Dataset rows
■ ■ ■ ■ ■ ■ ■

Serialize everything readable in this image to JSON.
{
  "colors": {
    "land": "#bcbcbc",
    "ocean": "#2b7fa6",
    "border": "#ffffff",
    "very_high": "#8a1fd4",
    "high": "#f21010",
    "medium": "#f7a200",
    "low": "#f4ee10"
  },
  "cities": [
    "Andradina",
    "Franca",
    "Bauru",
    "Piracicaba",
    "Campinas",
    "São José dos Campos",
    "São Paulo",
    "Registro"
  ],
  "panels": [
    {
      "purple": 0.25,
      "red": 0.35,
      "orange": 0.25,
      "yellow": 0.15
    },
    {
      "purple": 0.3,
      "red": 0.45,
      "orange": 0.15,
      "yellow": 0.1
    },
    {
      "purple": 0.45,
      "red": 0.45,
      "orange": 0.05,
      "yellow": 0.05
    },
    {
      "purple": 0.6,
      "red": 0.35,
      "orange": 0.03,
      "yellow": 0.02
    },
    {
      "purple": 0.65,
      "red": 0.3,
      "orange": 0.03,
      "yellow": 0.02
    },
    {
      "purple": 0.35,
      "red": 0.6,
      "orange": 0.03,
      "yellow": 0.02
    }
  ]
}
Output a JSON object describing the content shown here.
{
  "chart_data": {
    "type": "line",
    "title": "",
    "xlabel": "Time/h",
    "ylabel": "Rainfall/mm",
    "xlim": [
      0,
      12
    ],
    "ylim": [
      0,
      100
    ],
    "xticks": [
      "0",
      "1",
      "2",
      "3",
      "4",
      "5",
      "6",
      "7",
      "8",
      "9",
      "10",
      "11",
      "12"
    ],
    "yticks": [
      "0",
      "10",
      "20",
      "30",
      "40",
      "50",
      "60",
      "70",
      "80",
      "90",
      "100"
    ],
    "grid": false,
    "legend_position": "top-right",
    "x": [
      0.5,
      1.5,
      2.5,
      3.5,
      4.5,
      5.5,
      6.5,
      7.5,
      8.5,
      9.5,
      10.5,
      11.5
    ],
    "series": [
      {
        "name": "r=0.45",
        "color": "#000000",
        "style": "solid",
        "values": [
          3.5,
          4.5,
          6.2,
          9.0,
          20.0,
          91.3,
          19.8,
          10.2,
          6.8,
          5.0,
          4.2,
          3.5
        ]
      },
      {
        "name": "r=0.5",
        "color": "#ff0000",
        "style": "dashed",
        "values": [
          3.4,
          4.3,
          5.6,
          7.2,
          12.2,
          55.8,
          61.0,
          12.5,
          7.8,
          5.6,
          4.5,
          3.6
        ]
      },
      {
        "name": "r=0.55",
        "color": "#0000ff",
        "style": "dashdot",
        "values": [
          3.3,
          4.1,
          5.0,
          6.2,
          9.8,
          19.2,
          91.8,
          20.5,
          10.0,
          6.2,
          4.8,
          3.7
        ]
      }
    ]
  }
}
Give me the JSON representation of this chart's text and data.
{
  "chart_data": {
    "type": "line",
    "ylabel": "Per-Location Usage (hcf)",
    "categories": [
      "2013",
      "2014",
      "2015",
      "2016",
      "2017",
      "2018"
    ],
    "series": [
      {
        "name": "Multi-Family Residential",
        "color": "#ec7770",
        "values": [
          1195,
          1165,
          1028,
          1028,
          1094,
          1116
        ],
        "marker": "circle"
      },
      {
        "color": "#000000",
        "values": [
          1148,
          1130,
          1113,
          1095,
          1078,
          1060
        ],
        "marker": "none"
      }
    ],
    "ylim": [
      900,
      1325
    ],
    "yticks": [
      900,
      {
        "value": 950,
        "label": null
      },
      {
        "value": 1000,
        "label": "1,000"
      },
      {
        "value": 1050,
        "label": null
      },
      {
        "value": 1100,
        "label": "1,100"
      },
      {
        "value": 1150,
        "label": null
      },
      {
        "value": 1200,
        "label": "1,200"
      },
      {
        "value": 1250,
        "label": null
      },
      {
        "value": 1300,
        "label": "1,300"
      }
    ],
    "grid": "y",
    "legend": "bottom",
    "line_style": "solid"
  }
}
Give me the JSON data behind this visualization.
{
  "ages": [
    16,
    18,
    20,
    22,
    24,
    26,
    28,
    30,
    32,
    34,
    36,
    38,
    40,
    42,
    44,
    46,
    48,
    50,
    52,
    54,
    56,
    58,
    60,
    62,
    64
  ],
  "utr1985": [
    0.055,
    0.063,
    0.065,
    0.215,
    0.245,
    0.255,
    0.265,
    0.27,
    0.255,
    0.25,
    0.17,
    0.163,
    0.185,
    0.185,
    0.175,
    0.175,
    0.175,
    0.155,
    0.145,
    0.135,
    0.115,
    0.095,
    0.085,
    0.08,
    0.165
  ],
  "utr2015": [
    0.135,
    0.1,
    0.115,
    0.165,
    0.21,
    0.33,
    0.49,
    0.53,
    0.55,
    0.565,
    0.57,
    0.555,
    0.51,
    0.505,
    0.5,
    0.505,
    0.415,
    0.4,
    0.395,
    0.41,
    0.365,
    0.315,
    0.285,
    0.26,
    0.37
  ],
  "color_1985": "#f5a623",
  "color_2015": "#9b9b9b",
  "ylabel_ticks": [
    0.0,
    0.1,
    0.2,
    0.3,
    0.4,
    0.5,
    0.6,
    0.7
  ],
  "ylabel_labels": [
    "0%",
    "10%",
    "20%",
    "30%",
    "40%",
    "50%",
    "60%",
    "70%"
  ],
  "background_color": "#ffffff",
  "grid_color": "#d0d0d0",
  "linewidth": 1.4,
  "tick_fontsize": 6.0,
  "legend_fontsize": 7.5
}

■ ■ ■ ■ ■ ■ ■

» **What this task involves**
Pull out the lines above in which the word "purple" appears.

» **Solution**
      "purple": 0.25,
      "purple": 0.3,
      "purple": 0.45,
      "purple": 0.6,
      "purple": 0.65,
      "purple": 0.35,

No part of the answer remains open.